### Task to complete
Take every line from the listing below that contains "заявителя".

---

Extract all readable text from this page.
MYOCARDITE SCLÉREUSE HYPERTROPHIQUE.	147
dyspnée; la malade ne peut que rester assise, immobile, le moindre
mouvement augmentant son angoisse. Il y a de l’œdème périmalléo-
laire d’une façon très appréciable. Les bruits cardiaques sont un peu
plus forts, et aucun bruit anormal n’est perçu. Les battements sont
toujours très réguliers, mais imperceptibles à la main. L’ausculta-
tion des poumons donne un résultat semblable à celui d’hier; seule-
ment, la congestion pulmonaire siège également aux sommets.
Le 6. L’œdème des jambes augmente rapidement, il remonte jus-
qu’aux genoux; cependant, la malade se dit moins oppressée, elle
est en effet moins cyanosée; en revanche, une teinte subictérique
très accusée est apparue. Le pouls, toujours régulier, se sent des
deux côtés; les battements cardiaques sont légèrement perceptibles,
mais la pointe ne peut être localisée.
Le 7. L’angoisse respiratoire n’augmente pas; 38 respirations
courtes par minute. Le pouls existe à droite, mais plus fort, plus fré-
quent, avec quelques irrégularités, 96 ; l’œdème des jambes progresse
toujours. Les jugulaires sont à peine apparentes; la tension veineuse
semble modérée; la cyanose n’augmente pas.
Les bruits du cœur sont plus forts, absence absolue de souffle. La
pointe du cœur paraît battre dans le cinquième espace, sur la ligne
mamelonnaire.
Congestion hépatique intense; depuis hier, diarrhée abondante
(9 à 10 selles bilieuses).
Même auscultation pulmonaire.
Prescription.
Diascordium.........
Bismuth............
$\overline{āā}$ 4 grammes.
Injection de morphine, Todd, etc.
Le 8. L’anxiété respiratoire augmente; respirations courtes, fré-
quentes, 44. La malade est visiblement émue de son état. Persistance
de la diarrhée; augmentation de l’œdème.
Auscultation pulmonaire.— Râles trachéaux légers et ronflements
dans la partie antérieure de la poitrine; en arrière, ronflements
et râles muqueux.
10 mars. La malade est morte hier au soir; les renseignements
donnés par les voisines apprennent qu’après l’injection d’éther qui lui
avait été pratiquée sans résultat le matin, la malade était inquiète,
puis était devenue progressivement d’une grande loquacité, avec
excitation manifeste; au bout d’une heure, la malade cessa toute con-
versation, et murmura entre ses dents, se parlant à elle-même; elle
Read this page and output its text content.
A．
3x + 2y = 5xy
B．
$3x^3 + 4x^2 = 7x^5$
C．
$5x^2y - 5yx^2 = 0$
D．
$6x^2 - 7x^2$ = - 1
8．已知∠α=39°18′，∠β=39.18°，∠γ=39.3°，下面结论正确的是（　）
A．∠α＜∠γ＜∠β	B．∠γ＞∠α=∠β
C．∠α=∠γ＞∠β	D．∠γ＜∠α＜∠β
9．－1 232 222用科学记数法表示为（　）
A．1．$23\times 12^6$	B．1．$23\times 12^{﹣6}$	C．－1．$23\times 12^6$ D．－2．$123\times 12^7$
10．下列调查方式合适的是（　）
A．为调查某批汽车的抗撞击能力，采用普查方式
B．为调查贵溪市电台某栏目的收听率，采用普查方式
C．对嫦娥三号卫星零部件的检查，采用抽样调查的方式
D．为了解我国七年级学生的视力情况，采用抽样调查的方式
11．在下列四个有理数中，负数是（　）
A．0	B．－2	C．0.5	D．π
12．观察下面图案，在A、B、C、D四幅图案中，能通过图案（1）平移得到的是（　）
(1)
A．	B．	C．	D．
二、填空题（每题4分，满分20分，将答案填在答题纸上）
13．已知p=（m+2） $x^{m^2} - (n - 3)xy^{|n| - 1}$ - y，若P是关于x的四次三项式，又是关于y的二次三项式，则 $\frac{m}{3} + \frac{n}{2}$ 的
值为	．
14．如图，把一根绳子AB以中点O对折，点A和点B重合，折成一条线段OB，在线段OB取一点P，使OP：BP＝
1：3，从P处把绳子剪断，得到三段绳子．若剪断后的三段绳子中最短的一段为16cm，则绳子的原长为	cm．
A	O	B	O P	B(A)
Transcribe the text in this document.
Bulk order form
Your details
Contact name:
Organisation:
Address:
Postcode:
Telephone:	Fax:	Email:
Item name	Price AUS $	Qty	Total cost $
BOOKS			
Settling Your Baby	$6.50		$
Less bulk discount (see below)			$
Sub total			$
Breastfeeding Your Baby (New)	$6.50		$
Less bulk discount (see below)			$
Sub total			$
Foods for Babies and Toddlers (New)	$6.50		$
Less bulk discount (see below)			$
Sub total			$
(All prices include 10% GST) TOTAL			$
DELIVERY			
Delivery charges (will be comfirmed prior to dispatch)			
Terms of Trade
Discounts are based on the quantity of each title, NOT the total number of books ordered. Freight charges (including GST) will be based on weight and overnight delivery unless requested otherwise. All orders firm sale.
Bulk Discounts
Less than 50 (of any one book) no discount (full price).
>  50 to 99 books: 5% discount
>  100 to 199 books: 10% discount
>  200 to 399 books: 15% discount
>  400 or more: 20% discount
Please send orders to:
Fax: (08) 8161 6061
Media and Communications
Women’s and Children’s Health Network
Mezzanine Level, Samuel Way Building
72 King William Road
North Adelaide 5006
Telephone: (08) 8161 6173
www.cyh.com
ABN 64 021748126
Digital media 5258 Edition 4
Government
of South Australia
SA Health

---

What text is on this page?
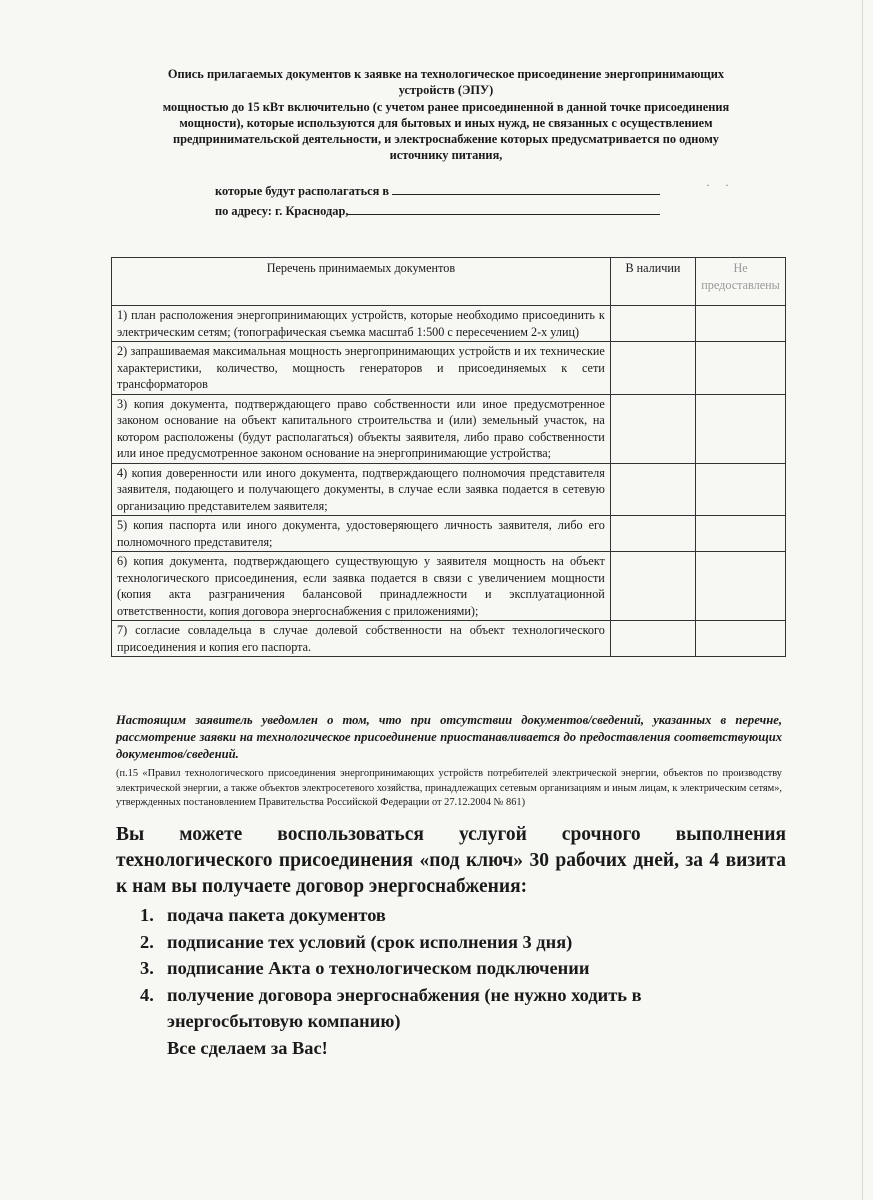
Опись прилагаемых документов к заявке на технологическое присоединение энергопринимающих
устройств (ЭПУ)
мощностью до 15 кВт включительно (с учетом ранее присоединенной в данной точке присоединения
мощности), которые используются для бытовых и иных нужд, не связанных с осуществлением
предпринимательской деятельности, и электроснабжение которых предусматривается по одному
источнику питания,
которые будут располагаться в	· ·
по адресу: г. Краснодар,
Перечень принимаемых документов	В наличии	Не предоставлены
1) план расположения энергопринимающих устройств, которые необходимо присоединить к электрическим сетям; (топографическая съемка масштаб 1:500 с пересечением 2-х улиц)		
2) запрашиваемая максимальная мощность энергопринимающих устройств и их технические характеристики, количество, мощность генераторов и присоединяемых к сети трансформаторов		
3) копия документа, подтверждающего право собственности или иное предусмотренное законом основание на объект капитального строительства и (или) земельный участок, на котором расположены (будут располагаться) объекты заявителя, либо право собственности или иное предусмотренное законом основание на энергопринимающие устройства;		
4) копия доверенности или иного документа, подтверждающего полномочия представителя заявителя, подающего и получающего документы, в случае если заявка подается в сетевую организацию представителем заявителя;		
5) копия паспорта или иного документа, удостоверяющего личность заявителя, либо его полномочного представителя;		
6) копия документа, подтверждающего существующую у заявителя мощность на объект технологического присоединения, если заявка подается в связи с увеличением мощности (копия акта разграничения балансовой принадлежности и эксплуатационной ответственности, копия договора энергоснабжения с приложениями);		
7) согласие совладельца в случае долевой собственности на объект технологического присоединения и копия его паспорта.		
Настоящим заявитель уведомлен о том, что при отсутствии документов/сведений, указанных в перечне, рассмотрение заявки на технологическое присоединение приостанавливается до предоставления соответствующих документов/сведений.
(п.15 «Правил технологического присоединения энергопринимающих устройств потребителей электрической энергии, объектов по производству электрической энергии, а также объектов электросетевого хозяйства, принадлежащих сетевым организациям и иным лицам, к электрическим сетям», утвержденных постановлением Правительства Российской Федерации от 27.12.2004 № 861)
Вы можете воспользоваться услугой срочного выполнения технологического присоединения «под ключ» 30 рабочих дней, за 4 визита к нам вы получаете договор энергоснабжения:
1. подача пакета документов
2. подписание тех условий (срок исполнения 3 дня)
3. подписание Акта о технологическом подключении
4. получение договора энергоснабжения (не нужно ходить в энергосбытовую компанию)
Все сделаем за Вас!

---

### Answer below
3) копия документа, подтверждающего право собственности или иное предусмотренное законом основание на объект капитального строительства и (или) земельный участок, на котором расположены (будут располагаться) объекты заявителя, либо право собственности или иное предусмотренное законом основание на энергопринимающие устройства;		
4) копия доверенности или иного документа, подтверждающего полномочия представителя заявителя, подающего и получающего документы, в случае если заявка подается в сетевую организацию представителем заявителя;		
5) копия паспорта или иного документа, удостоверяющего личность заявителя, либо его полномочного представителя;		
6) копия документа, подтверждающего существующую у заявителя мощность на объект технологического присоединения, если заявка подается в связи с увеличением мощности (копия акта разграничения балансовой принадлежности и эксплуатационной ответственности, копия договора энергоснабжения с приложениями);		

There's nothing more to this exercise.